→ Requirements: Report each line of the data that includes the word "Prime".
** Start of Input for this task **
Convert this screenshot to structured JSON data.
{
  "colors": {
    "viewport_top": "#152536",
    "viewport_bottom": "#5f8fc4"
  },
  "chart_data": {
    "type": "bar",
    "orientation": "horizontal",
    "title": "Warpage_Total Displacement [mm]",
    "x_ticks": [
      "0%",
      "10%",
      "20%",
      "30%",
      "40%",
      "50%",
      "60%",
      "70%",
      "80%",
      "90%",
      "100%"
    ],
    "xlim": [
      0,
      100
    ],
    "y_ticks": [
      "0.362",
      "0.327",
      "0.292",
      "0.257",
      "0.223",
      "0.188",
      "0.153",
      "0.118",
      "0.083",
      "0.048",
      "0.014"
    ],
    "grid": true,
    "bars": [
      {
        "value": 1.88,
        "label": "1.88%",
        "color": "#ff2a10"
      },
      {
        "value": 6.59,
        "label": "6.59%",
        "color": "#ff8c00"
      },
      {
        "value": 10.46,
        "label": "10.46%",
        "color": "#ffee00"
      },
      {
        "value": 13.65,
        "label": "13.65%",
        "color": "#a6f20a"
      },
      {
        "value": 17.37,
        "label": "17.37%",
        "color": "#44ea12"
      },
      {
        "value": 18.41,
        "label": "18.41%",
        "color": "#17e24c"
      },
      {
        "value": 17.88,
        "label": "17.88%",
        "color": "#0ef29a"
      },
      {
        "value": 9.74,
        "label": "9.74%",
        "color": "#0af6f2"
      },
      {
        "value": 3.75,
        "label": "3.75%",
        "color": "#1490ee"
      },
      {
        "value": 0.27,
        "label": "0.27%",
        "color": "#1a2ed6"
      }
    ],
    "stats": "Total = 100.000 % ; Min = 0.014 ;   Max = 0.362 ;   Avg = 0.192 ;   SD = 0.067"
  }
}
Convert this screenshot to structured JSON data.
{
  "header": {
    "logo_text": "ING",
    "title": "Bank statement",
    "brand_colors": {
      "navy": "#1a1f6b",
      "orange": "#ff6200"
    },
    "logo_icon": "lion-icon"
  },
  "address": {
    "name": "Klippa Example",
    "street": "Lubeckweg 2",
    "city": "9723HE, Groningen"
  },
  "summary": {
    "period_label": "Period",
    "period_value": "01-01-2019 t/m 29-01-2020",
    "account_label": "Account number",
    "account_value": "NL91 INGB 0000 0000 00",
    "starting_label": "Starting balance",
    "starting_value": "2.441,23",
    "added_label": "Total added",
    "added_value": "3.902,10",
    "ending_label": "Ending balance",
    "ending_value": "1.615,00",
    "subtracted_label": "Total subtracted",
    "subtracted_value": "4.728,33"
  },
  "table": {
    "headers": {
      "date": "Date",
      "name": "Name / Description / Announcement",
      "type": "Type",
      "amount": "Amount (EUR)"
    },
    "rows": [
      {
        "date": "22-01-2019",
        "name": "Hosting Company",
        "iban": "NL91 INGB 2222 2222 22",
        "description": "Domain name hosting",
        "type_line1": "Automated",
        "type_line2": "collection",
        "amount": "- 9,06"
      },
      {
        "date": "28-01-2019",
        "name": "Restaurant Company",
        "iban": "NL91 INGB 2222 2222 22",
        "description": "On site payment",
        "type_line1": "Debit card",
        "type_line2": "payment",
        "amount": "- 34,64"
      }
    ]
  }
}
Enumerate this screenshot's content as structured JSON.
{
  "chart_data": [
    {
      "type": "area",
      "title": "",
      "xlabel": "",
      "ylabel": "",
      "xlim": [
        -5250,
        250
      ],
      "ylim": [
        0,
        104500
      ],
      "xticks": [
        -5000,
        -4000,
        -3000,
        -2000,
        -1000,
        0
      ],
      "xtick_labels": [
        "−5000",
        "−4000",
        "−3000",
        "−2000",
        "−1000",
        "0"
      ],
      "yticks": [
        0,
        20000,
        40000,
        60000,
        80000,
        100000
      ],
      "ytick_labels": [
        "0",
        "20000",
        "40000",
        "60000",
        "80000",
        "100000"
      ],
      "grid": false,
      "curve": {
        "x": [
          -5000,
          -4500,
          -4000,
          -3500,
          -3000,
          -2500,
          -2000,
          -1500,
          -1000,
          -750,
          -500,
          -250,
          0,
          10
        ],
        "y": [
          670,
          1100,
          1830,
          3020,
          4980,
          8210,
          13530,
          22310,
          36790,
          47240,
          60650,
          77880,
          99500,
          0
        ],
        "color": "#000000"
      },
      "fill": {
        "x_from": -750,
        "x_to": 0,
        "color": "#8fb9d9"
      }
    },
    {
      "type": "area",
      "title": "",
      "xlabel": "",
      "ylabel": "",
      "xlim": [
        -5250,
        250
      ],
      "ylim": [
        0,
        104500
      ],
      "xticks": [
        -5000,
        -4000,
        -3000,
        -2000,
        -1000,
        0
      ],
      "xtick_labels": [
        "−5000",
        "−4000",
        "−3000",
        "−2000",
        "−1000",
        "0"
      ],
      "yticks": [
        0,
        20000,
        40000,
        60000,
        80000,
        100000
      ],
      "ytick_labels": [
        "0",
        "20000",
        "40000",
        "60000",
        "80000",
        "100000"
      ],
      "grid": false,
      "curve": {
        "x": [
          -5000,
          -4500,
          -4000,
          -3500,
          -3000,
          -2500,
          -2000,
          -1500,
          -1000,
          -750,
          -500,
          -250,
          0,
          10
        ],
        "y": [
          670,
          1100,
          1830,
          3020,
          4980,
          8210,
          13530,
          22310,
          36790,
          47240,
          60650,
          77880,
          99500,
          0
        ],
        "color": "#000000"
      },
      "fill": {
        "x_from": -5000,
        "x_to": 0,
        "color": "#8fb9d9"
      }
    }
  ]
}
** End of Input for this task **
** Start of Input for this task **
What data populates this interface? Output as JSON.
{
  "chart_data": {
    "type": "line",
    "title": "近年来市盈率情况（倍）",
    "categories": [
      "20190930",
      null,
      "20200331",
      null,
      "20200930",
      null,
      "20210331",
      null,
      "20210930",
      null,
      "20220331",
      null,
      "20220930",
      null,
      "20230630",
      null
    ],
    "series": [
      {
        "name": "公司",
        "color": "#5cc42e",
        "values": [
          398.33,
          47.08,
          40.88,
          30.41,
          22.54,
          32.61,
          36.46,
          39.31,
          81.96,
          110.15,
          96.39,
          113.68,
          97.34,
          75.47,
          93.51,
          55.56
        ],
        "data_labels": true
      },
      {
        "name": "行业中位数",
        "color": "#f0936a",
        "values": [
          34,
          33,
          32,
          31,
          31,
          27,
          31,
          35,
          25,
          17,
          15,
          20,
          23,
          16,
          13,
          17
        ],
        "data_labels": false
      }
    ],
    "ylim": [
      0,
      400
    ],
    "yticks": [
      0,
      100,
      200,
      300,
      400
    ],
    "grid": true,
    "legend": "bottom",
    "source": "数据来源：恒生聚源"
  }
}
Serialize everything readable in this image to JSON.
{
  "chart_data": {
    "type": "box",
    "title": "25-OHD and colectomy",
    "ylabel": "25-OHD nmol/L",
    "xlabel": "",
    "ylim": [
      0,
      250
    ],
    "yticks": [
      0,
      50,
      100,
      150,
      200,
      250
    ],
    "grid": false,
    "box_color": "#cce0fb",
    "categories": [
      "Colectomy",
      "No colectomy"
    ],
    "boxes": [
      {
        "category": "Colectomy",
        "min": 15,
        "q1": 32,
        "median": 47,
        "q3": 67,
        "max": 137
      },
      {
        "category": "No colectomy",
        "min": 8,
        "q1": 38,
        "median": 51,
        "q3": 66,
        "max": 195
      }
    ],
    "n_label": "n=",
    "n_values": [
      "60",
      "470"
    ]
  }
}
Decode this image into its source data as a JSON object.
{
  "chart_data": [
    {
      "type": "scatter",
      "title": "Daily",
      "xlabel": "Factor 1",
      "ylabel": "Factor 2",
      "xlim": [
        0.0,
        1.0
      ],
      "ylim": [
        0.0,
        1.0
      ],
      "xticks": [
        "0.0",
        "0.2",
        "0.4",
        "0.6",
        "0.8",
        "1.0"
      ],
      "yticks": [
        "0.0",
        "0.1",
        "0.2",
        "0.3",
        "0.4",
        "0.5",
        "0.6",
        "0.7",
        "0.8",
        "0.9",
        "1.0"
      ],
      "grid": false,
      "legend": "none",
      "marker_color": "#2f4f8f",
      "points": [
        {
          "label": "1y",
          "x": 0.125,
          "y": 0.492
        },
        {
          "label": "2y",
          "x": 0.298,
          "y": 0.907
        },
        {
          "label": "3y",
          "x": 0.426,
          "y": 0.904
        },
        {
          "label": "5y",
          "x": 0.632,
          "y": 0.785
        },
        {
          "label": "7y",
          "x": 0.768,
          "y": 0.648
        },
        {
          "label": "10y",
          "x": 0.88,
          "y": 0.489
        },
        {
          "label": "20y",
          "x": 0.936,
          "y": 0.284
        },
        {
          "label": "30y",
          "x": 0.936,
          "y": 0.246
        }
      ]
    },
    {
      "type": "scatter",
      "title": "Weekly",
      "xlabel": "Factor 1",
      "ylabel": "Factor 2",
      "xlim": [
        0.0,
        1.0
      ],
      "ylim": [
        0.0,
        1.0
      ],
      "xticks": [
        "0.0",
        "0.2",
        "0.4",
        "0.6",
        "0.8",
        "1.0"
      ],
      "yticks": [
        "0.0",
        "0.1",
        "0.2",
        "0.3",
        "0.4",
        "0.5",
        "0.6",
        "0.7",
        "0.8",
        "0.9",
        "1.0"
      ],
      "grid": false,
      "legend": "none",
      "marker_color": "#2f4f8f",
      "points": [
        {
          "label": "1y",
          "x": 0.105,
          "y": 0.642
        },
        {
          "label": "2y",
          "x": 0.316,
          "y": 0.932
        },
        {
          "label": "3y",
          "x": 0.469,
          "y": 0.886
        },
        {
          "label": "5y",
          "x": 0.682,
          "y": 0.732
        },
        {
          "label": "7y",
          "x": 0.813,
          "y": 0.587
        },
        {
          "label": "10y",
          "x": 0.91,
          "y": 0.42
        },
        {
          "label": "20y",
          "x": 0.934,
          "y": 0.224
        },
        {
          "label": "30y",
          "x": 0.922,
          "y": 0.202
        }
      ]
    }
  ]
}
** End of Input for this task **
** Start of Input for this task **
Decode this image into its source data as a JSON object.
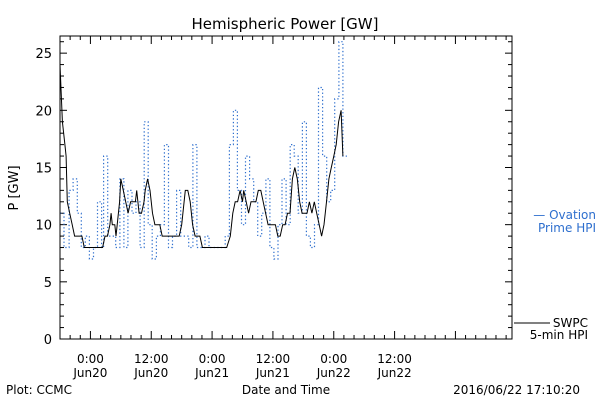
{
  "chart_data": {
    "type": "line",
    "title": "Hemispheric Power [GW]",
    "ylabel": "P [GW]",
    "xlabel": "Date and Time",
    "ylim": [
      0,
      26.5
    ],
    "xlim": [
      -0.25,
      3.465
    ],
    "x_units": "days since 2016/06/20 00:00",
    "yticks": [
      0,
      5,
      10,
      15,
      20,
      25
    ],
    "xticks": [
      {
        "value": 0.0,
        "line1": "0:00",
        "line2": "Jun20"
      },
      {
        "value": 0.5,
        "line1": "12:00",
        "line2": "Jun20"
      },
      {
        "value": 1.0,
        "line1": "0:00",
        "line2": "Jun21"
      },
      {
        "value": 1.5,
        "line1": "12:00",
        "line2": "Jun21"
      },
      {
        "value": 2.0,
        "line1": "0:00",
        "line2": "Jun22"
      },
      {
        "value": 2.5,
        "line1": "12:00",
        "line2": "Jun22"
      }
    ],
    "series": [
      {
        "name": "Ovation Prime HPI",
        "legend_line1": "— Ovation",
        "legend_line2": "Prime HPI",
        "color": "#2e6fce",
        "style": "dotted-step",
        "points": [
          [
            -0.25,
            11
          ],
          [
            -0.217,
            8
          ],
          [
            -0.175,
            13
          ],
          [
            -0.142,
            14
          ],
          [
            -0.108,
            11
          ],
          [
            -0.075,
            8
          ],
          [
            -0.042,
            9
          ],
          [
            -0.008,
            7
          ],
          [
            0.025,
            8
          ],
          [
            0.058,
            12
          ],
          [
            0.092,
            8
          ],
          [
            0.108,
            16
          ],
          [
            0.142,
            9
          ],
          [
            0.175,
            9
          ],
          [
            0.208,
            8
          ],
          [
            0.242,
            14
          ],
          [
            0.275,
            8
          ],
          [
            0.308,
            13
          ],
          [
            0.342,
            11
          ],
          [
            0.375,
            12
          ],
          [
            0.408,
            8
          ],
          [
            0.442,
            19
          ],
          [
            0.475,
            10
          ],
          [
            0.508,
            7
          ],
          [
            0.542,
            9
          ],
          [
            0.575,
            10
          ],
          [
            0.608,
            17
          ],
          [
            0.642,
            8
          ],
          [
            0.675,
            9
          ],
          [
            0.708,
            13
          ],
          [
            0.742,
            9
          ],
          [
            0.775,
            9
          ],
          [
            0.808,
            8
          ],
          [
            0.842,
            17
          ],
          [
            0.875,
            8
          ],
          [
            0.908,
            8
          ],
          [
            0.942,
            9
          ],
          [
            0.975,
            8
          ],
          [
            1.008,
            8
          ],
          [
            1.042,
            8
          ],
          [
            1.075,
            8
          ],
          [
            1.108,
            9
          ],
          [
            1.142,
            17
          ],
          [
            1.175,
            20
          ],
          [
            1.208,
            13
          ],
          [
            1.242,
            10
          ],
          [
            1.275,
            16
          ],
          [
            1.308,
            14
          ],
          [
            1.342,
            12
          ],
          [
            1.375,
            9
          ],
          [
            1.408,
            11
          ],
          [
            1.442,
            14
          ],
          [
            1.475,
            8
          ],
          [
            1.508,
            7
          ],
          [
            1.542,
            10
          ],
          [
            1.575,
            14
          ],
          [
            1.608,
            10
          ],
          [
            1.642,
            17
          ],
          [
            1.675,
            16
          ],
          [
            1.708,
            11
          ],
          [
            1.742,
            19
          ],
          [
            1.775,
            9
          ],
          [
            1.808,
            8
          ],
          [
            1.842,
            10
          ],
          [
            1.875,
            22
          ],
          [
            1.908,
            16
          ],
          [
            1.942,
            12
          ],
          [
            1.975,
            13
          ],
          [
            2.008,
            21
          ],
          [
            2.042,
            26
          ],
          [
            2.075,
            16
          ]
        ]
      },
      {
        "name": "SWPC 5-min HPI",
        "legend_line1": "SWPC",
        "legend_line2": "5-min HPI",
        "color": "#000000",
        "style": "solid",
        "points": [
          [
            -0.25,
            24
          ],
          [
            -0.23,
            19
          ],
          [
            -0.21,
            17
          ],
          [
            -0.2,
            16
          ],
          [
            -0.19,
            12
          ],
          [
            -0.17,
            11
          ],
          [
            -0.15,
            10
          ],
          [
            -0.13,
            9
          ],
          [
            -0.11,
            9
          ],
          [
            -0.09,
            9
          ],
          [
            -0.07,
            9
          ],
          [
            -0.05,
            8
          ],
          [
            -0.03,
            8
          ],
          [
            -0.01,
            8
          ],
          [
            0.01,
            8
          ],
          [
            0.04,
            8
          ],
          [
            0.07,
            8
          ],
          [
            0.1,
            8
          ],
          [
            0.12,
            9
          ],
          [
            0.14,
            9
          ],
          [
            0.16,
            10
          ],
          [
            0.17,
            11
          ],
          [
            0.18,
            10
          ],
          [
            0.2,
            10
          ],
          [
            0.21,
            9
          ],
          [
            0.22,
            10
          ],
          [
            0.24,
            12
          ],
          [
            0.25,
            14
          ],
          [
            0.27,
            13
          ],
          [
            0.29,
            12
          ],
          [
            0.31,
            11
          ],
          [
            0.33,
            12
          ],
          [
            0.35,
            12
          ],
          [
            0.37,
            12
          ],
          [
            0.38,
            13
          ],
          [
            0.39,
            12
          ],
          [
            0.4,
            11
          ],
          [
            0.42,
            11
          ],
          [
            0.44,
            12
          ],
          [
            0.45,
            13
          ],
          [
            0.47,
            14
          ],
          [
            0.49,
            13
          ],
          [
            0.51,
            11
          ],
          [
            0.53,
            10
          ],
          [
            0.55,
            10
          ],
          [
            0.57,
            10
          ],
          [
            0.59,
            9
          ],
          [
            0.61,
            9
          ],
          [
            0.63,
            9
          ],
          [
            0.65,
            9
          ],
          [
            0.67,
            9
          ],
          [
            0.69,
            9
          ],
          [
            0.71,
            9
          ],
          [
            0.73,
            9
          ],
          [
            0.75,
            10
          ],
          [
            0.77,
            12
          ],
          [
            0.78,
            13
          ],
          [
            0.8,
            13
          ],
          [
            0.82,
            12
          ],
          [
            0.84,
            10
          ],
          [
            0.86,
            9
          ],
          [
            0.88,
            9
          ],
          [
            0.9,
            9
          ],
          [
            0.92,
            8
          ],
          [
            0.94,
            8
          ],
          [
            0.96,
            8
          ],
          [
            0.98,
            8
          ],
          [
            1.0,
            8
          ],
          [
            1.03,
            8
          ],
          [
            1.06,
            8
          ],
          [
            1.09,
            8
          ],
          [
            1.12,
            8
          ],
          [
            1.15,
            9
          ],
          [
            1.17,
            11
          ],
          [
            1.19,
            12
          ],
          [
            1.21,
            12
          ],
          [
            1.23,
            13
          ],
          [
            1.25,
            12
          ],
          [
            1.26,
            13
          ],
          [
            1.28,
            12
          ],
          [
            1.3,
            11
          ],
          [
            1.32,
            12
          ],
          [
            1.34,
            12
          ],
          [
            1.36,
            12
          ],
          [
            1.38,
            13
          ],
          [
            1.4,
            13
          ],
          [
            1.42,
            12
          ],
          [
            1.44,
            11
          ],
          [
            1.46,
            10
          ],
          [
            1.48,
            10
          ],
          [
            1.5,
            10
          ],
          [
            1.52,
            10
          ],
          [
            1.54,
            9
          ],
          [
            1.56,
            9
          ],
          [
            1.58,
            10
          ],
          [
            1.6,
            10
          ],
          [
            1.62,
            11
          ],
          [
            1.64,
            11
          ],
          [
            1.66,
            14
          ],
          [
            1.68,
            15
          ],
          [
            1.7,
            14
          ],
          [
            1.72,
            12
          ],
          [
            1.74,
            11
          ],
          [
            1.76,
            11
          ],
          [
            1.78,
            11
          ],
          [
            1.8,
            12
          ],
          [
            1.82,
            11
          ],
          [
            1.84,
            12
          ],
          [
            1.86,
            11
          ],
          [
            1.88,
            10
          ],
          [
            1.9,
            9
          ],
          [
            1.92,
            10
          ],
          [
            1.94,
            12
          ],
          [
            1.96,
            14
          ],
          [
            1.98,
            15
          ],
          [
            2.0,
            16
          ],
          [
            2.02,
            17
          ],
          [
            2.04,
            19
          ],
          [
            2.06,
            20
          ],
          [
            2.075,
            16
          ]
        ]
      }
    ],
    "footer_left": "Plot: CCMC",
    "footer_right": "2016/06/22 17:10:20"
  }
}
** End of Input for this task **
→ Result for this task:
        "name": "Ovation Prime HPI",
        "legend_line2": "Prime HPI",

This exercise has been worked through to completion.